#### [Set task]
Return all lines where the word "JSON" can be found.

#### [Records for this task]
+ + + + + + +
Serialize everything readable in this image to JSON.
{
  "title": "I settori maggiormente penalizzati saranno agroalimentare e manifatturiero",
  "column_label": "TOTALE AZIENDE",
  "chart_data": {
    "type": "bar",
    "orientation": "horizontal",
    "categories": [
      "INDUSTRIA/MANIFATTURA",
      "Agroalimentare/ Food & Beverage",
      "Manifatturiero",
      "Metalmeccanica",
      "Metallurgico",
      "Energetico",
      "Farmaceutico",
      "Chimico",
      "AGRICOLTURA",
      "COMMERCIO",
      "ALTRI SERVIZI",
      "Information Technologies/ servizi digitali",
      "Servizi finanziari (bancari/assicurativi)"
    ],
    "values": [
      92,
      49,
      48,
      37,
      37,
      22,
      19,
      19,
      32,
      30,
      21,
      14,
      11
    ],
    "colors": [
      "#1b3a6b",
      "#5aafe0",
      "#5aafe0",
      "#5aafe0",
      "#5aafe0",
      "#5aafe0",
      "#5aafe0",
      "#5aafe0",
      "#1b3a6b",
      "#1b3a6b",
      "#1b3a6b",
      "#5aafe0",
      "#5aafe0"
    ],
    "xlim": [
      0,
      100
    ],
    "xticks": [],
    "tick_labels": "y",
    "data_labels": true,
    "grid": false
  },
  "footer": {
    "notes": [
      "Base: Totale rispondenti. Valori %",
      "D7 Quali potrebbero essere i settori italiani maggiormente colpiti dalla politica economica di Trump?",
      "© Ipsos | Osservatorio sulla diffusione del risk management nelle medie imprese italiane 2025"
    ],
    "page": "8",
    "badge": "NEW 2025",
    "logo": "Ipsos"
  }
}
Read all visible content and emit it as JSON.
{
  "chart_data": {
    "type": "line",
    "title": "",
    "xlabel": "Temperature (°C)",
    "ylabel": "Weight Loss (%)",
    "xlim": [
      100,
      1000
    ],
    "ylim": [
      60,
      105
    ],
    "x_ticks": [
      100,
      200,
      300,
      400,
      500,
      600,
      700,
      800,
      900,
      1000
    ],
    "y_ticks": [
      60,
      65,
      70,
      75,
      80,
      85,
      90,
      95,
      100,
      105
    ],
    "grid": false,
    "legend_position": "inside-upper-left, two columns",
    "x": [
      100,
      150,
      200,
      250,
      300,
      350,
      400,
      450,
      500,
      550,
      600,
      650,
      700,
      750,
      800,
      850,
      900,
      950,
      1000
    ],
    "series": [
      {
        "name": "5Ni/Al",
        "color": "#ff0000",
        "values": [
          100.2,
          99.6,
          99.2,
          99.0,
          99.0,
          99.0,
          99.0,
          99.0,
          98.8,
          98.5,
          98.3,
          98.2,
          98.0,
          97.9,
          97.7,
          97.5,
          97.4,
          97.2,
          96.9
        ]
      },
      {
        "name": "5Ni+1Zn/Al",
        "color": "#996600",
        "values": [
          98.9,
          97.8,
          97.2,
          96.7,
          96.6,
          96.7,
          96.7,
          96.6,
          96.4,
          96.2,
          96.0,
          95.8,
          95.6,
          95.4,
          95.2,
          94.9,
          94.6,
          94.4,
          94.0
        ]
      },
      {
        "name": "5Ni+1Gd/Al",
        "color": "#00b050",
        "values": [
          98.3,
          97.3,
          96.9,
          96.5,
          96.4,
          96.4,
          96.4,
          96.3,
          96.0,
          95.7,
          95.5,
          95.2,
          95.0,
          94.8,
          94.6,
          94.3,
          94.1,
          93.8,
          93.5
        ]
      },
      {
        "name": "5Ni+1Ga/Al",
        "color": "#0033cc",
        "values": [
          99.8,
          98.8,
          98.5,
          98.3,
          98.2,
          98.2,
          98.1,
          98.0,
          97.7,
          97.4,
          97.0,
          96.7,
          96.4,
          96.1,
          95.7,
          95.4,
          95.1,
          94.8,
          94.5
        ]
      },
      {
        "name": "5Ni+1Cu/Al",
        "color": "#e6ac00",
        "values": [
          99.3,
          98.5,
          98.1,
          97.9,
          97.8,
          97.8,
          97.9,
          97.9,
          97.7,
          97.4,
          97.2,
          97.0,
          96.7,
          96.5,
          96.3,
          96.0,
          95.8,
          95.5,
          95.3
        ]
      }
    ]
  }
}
+ + + + + + +
#### [Result for this exercise]
Serialize everything readable in this image to JSON.
Read all visible content and emit it as JSON.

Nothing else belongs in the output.